SOURCE MATERIAL:
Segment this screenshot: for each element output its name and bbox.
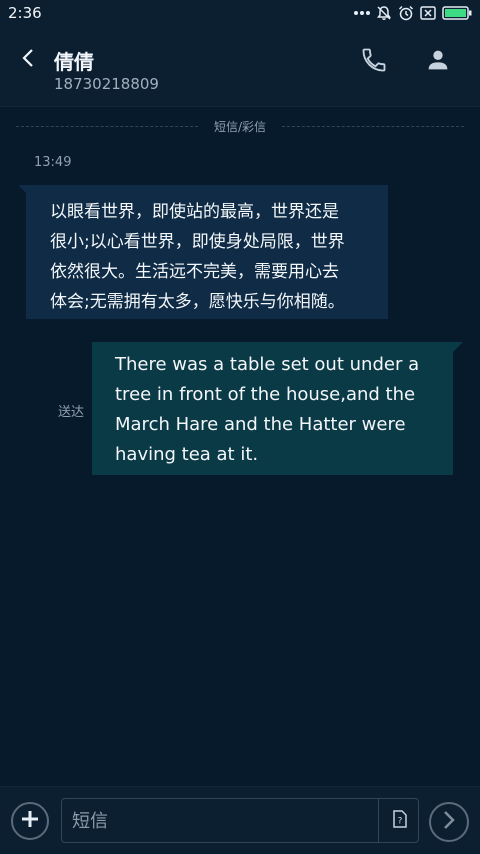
more-dots-icon <box>354 10 370 16</box>
message-line: 体会;无需拥有太多，愿快乐与你相随。 <box>50 292 345 312</box>
sim-blocked-icon <box>420 6 436 20</box>
message-line: There was a table set out under a <box>115 354 420 375</box>
person-icon <box>424 50 452 78</box>
alarm-icon <box>398 5 414 21</box>
contact-name: 倩倩 <box>54 50 94 74</box>
back-arrow-icon <box>20 48 36 72</box>
sim-select-button[interactable]: ? <box>389 810 411 832</box>
notifications-off-icon <box>376 5 392 21</box>
delivery-status: 送达 <box>58 405 85 420</box>
back-button[interactable] <box>14 46 42 74</box>
divider-line-right <box>282 126 464 127</box>
message-line: 以眼看世界，即使站的最高，世界还是 <box>50 202 339 222</box>
status-bar: 2:36 <box>0 0 480 26</box>
incoming-message-bubble[interactable]: 以眼看世界，即使站的最高，世界还是 很小;以心看世界，即使身处局限，世界 依然很… <box>26 185 388 319</box>
phone-icon <box>360 48 388 78</box>
message-line: 很小;以心看世界，即使身处局限，世界 <box>50 232 345 252</box>
send-button[interactable] <box>429 802 469 842</box>
send-arrow-icon <box>442 810 456 834</box>
contact-details-button[interactable] <box>424 46 452 74</box>
status-time: 2:36 <box>8 4 42 22</box>
conversation-header: 倩倩 18730218809 <box>0 26 480 107</box>
add-attachment-button[interactable] <box>11 802 49 840</box>
message-line: tree in front of the house,and the <box>115 384 416 405</box>
plus-icon <box>20 809 40 833</box>
message-line: 依然很大。生活远不完美，需要用心去 <box>50 262 339 282</box>
message-input-box: ? <box>61 798 419 844</box>
sim-card-icon: ? <box>393 810 407 832</box>
message-line: March Hare and the Hatter were <box>115 414 406 435</box>
svg-text:?: ? <box>398 817 403 827</box>
call-button[interactable] <box>360 46 388 74</box>
contact-phone-number: 18730218809 <box>54 75 159 93</box>
message-input[interactable] <box>70 799 374 844</box>
battery-icon <box>442 6 472 20</box>
input-divider <box>378 799 379 842</box>
message-line: having tea at it. <box>115 444 259 465</box>
outgoing-bubble-tail <box>453 342 463 352</box>
message-timestamp: 13:49 <box>34 155 72 170</box>
message-type-divider: 短信/彩信 <box>16 118 464 136</box>
message-composer: ? <box>0 786 480 854</box>
status-icons <box>354 4 472 22</box>
outgoing-message-bubble[interactable]: There was a table set out under a tree i… <box>92 342 453 475</box>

DESCRIPTION OF THE TASK: Turn every line of the records above into a numbered list. Skip blank lines and leave out the pictures.

EXERCISE SOLUTION:
1. Segment this screenshot: for each element output its name and bbox.
2. more-dots-icon <box>354 10 370 16</box>
3. message-line: 体会;无需拥有太多，愿快乐与你相随。 <box>50 292 345 312</box>
4. sim-blocked-icon <box>420 6 436 20</box>
5. message-line: There was a table set out under a <box>115 354 420 375</box>
6. person-icon <box>424 50 452 78</box>
7. alarm-icon <box>398 5 414 21</box>
8. contact-name: 倩倩 <box>54 50 94 74</box>
9. back-arrow-icon <box>20 48 36 72</box>
10. sim-select-button[interactable]: ? <box>389 810 411 832</box>
11. notifications-off-icon <box>376 5 392 21</box>
12. delivery-status: 送达 <box>58 405 85 420</box>
13. back-button[interactable] <box>14 46 42 74</box>
14. divider-line-right <box>282 126 464 127</box>
15. message-line: 以眼看世界，即使站的最高，世界还是 <box>50 202 339 222</box>
16. status-bar: 2:36 <box>0 0 480 26</box>
17. incoming-message-bubble[interactable]: 以眼看世界，即使站的最高，世界还是 很小;以心看世界，即使身处局限，世界 依然很… <box>26 185 388 319</box>
18. phone-icon <box>360 48 388 78</box>
19. message-line: 很小;以心看世界，即使身处局限，世界 <box>50 232 345 252</box>
20. send-button[interactable] <box>429 802 469 842</box>
21. send-arrow-icon <box>442 810 456 834</box>
22. contact-details-button[interactable] <box>424 46 452 74</box>
23. status-time: 2:36 <box>8 4 42 22</box>
24. conversation-header: 倩倩 18730218809 <box>0 26 480 107</box>
25. add-attachment-button[interactable] <box>11 802 49 840</box>
26. message-line: tree in front of the house,and the <box>115 384 416 405</box>
27. plus-icon <box>20 809 40 833</box>
28. message-line: 依然很大。生活远不完美，需要用心去 <box>50 262 339 282</box>
29. message-input-box: ? <box>61 798 419 844</box>
30. sim-card-icon: ? <box>393 810 407 832</box>
31. message-line: March Hare and the Hatter were <box>115 414 406 435</box>
32. svg-text:?: ? <box>398 817 403 827</box>
33. call-button[interactable] <box>360 46 388 74</box>
34. contact-phone-number: 18730218809 <box>54 75 159 93</box>
35. message-input[interactable] <box>70 799 374 844</box>
36. battery-icon <box>442 6 472 20</box>
37. input-divider <box>378 799 379 842</box>
38. message-line: having tea at it. <box>115 444 259 465</box>
39. outgoing-bubble-tail <box>453 342 463 352</box>
40. message-timestamp: 13:49 <box>34 155 72 170</box>
41. message-type-divider: 短信/彩信 <box>16 118 464 136</box>
42. message-composer: ? <box>0 786 480 854</box>
43. status-icons <box>354 4 472 22</box>
44. outgoing-message-bubble[interactable]: There was a table set out under a tree i… <box>92 342 453 475</box>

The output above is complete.